**Aim**
Gather all lines with the word "finished" in them.

**Supplied records**

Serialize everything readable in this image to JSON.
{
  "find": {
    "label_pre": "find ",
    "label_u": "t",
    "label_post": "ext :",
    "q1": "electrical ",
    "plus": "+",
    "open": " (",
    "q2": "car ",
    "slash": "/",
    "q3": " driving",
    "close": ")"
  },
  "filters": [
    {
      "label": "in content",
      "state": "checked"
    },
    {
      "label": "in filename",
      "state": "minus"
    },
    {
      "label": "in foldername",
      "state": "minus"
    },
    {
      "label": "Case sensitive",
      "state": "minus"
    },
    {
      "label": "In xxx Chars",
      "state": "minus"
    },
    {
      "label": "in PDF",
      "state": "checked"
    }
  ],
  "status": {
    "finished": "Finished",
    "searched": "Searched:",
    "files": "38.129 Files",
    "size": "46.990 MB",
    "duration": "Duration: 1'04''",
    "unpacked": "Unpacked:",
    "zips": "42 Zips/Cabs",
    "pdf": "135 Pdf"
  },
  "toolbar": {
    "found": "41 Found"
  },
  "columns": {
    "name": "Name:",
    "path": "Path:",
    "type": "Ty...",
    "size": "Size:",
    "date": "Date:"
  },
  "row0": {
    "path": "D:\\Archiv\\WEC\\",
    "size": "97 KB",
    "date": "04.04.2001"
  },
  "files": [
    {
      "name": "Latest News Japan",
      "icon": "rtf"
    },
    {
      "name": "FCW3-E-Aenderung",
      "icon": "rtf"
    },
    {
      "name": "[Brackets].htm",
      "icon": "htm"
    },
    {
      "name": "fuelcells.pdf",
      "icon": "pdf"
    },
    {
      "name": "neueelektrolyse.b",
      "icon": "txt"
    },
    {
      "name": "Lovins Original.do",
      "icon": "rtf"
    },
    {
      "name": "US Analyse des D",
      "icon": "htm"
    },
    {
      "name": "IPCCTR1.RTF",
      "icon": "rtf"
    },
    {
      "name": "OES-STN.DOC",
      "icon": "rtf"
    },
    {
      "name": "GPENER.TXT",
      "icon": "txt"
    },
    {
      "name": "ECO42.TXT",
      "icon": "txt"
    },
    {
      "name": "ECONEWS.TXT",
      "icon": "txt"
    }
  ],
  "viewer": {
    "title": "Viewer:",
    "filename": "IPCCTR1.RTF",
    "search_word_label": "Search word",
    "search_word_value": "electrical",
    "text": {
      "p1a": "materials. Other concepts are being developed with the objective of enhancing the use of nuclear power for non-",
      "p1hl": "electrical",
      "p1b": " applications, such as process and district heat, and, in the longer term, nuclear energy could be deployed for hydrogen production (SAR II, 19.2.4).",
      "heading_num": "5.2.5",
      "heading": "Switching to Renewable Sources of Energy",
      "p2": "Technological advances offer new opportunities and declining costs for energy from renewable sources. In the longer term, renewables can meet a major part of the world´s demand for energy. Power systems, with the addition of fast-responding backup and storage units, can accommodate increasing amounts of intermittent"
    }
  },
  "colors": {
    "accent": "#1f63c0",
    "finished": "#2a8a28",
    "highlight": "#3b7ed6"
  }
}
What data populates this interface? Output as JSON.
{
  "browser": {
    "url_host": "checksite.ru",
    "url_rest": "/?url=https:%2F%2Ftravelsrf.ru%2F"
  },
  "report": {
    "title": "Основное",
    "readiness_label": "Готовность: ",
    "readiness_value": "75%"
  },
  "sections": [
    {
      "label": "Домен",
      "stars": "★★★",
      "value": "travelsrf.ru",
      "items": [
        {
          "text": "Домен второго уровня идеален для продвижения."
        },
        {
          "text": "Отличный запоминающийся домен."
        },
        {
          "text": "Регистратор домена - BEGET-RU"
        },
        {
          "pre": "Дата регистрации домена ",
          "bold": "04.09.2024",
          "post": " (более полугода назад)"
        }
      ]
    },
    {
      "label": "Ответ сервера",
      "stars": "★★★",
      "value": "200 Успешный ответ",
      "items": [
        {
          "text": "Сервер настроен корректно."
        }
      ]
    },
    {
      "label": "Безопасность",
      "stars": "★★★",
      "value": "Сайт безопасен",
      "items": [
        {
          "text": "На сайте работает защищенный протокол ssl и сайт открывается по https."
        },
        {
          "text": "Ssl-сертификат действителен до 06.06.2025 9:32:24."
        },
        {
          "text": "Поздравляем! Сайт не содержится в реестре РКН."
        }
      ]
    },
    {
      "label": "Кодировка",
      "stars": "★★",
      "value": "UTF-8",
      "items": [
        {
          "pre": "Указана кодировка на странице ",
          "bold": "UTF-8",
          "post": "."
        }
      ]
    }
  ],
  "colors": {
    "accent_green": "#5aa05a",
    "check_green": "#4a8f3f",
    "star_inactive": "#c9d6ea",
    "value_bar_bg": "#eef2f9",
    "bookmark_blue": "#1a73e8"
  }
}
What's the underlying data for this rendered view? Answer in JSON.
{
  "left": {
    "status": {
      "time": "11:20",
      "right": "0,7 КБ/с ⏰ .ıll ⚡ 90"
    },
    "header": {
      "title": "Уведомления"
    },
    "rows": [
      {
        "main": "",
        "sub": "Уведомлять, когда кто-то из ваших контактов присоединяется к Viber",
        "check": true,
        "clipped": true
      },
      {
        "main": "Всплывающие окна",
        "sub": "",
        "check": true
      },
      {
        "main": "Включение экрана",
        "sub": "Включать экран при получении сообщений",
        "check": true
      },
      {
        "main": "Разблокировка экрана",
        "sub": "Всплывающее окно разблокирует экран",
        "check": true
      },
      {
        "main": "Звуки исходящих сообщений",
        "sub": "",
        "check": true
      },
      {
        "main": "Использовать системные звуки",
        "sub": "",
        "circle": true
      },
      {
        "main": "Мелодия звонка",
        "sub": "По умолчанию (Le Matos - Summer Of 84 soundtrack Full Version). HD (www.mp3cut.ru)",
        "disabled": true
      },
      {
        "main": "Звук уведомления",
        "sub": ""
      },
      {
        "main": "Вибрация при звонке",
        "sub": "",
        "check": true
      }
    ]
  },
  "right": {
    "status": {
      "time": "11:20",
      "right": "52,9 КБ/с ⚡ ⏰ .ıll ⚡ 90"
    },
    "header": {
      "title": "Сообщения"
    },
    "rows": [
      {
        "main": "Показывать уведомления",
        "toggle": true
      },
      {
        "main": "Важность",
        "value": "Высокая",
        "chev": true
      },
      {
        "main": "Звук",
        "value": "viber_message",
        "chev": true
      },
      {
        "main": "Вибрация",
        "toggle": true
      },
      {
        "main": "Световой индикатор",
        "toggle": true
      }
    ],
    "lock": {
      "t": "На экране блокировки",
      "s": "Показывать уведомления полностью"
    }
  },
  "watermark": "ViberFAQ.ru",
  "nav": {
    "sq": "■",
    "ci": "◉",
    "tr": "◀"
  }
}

**Response**
    "finished": "Finished",
    "finished": "#2a8a28",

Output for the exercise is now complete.